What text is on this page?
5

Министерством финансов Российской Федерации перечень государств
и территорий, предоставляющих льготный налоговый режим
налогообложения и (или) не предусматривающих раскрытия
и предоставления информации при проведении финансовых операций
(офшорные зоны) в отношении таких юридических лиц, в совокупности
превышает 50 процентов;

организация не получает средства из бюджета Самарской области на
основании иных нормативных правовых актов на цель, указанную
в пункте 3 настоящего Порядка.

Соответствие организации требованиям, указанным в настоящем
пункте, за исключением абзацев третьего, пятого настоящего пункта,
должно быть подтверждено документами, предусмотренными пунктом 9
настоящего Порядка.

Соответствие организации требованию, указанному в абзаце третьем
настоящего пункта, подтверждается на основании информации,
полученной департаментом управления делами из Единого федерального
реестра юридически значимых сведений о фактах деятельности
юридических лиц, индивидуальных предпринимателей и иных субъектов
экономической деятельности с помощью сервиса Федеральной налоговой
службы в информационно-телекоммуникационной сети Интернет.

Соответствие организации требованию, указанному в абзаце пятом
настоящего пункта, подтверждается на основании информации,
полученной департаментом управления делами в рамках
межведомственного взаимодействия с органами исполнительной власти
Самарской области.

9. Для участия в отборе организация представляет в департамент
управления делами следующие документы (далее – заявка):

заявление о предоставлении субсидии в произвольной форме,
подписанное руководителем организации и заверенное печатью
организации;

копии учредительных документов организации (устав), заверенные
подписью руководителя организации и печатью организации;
_ _ _ _
Short problem ::
Please output every record, keeping each line exact.

The response ::
What text is on this page?
5

Министерством финансов Российской Федерации перечень государств
и территорий, предоставляющих льготный налоговый режим
налогообложения и (или) не предусматривающих раскрытия
и предоставления информации при проведении финансовых операций
(офшорные зоны) в отношении таких юридических лиц, в совокупности
превышает 50 процентов;

организация не получает средства из бюджета Самарской области на
основании иных нормативных правовых актов на цель, указанную
в пункте 3 настоящего Порядка.

Соответствие организации требованиям, указанным в настоящем
пункте, за исключением абзацев третьего, пятого настоящего пункта,
должно быть подтверждено документами, предусмотренными пунктом 9
настоящего Порядка.

Соответствие организации требованию, указанному в абзаце третьем
настоящего пункта, подтверждается на основании информации,
полученной департаментом управления делами из Единого федерального
реестра юридически значимых сведений о фактах деятельности
юридических лиц, индивидуальных предпринимателей и иных субъектов
экономической деятельности с помощью сервиса Федеральной налоговой
службы в информационно-телекоммуникационной сети Интернет.

Соответствие организации требованию, указанному в абзаце пятом
настоящего пункта, подтверждается на основании информации,
полученной департаментом управления делами в рамках
межведомственного взаимодействия с органами исполнительной власти
Самарской области.

9. Для участия в отборе организация представляет в департамент
управления делами следующие документы (далее – заявка):

заявление о предоставлении субсидии в произвольной форме,
подписанное руководителем организации и заверенное печатью
организации;

копии учредительных документов организации (устав), заверенные
подписью руководителя организации и печатью организации;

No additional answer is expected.